Required task:
Please recast every line of the records below as a numbered list, omitting any blank lines.

Extracted material:
----

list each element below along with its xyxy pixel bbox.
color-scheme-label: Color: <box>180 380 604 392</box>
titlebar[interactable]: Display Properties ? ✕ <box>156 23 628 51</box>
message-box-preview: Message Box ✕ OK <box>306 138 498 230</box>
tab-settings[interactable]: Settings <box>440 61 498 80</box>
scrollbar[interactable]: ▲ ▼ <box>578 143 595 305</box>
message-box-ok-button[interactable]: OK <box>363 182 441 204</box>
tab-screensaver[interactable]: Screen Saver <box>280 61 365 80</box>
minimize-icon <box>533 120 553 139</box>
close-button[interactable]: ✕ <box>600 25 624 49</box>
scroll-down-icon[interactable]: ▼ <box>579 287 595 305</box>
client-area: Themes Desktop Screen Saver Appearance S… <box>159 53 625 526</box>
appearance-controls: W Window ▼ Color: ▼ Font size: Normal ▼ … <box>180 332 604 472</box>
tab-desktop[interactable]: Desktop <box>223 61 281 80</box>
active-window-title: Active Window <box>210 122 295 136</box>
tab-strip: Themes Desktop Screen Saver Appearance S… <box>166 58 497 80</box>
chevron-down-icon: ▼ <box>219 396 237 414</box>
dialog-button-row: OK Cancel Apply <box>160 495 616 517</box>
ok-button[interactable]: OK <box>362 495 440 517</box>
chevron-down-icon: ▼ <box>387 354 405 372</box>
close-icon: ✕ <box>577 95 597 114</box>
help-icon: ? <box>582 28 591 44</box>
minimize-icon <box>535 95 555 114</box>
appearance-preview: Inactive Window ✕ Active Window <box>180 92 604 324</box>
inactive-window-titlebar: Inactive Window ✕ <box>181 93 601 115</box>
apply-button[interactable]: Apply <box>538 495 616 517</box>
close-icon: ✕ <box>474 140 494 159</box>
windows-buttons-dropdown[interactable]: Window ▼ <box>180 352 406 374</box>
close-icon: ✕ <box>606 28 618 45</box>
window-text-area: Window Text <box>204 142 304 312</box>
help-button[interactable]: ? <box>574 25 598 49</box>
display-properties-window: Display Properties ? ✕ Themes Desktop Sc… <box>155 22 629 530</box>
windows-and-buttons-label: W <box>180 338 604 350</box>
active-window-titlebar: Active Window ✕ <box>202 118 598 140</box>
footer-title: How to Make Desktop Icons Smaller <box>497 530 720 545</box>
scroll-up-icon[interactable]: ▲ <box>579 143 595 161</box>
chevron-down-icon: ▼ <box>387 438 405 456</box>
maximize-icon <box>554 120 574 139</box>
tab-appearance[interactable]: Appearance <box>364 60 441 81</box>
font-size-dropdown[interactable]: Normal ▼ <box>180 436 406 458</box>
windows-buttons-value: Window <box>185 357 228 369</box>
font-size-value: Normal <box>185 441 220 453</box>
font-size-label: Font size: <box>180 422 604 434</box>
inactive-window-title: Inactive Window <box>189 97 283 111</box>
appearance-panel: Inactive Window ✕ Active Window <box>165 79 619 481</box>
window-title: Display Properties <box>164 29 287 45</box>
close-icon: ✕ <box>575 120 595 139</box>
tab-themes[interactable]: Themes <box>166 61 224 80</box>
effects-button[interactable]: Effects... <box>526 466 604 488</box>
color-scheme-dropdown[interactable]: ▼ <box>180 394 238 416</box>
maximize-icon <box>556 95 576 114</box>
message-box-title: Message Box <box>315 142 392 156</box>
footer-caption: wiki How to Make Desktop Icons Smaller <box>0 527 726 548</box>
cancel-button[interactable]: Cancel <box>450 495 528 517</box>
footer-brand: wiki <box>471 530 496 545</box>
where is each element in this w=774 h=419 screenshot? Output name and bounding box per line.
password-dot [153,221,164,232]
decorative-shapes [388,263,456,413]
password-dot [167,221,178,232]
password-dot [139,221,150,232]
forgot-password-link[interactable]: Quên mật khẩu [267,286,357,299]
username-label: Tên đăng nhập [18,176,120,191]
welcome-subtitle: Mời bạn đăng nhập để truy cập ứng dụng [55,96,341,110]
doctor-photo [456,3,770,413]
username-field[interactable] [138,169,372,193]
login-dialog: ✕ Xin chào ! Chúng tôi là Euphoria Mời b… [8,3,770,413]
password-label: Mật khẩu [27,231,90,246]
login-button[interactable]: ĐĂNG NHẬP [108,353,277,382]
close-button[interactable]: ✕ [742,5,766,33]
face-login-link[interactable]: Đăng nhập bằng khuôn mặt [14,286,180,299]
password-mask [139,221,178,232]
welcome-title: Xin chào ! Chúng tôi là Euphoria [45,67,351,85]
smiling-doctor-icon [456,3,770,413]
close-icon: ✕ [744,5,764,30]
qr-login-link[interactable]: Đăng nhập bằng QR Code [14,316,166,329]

----

Right answer:
1. list each element below along with its xyxy pixel bbox.
2. color-scheme-label: Color: <box>180 380 604 392</box>
3. titlebar[interactable]: Display Properties ? ✕ <box>156 23 628 51</box>
4. message-box-preview: Message Box ✕ OK <box>306 138 498 230</box>
5. tab-settings[interactable]: Settings <box>440 61 498 80</box>
6. scrollbar[interactable]: ▲ ▼ <box>578 143 595 305</box>
7. message-box-ok-button[interactable]: OK <box>363 182 441 204</box>
8. tab-screensaver[interactable]: Screen Saver <box>280 61 365 80</box>
9. minimize-icon <box>533 120 553 139</box>
10. close-button[interactable]: ✕ <box>600 25 624 49</box>
11. scroll-down-icon[interactable]: ▼ <box>579 287 595 305</box>
12. client-area: Themes Desktop Screen Saver Appearance S… <box>159 53 625 526</box>
13. appearance-controls: W Window ▼ Color: ▼ Font size: Normal ▼ … <box>180 332 604 472</box>
14. tab-desktop[interactable]: Desktop <box>223 61 281 80</box>
15. active-window-title: Active Window <box>210 122 295 136</box>
16. tab-strip: Themes Desktop Screen Saver Appearance S… <box>166 58 497 80</box>
17. chevron-down-icon: ▼ <box>219 396 237 414</box>
18. dialog-button-row: OK Cancel Apply <box>160 495 616 517</box>
19. ok-button[interactable]: OK <box>362 495 440 517</box>
20. chevron-down-icon: ▼ <box>387 354 405 372</box>
21. close-icon: ✕ <box>577 95 597 114</box>
22. help-icon: ? <box>582 28 591 44</box>
23. minimize-icon <box>535 95 555 114</box>
24. appearance-preview: Inactive Window ✕ Active Window <box>180 92 604 324</box>
25. inactive-window-titlebar: Inactive Window ✕ <box>181 93 601 115</box>
26. apply-button[interactable]: Apply <box>538 495 616 517</box>
27. close-icon: ✕ <box>474 140 494 159</box>
28. windows-buttons-dropdown[interactable]: Window ▼ <box>180 352 406 374</box>
29. close-icon: ✕ <box>606 28 618 45</box>
30. window-text-area: Window Text <box>204 142 304 312</box>
31. help-button[interactable]: ? <box>574 25 598 49</box>
32. display-properties-window: Display Properties ? ✕ Themes Desktop Sc… <box>155 22 629 530</box>
33. windows-and-buttons-label: W <box>180 338 604 350</box>
34. active-window-titlebar: Active Window ✕ <box>202 118 598 140</box>
35. footer-title: How to Make Desktop Icons Smaller <box>497 530 720 545</box>
36. scroll-up-icon[interactable]: ▲ <box>579 143 595 161</box>
37. chevron-down-icon: ▼ <box>387 438 405 456</box>
38. maximize-icon <box>554 120 574 139</box>
39. tab-appearance[interactable]: Appearance <box>364 60 441 81</box>
40. font-size-dropdown[interactable]: Normal ▼ <box>180 436 406 458</box>
41. windows-buttons-value: Window <box>185 357 228 369</box>
42. font-size-value: Normal <box>185 441 220 453</box>
43. font-size-label: Font size: <box>180 422 604 434</box>
44. inactive-window-title: Inactive Window <box>189 97 283 111</box>
45. appearance-panel: Inactive Window ✕ Active Window <box>165 79 619 481</box>
46. window-title: Display Properties <box>164 29 287 45</box>
47. close-icon: ✕ <box>575 120 595 139</box>
48. tab-themes[interactable]: Themes <box>166 61 224 80</box>
49. effects-button[interactable]: Effects... <box>526 466 604 488</box>
50. color-scheme-dropdown[interactable]: ▼ <box>180 394 238 416</box>
51. maximize-icon <box>556 95 576 114</box>
52. message-box-title: Message Box <box>315 142 392 156</box>
53. footer-caption: wiki How to Make Desktop Icons Smaller <box>0 527 726 548</box>
54. cancel-button[interactable]: Cancel <box>450 495 528 517</box>
55. footer-brand: wiki <box>471 530 496 545</box>
56. where is each element in this w=774 h=419 screenshot? Output name and bounding box per line.
57. password-dot [153,221,164,232]
58. decorative-shapes [388,263,456,413]
59. password-dot [167,221,178,232]
60. password-dot [139,221,150,232]
61. forgot-password-link[interactable]: Quên mật khẩu [267,286,357,299]
62. username-label: Tên đăng nhập [18,176,120,191]
63. welcome-subtitle: Mời bạn đăng nhập để truy cập ứng dụng [55,96,341,110]
64. doctor-photo [456,3,770,413]
65. username-field[interactable] [138,169,372,193]
66. login-dialog: ✕ Xin chào ! Chúng tôi là Euphoria Mời b… [8,3,770,413]
67. password-label: Mật khẩu [27,231,90,246]
68. login-button[interactable]: ĐĂNG NHẬP [108,353,277,382]
69. close-button[interactable]: ✕ [742,5,766,33]
70. face-login-link[interactable]: Đăng nhập bằng khuôn mặt [14,286,180,299]
71. password-mask [139,221,178,232]
72. welcome-title: Xin chào ! Chúng tôi là Euphoria [45,67,351,85]
73. smiling-doctor-icon [456,3,770,413]
74. close-icon: ✕ [744,5,764,30]
75. qr-login-link[interactable]: Đăng nhập bằng QR Code [14,316,166,329]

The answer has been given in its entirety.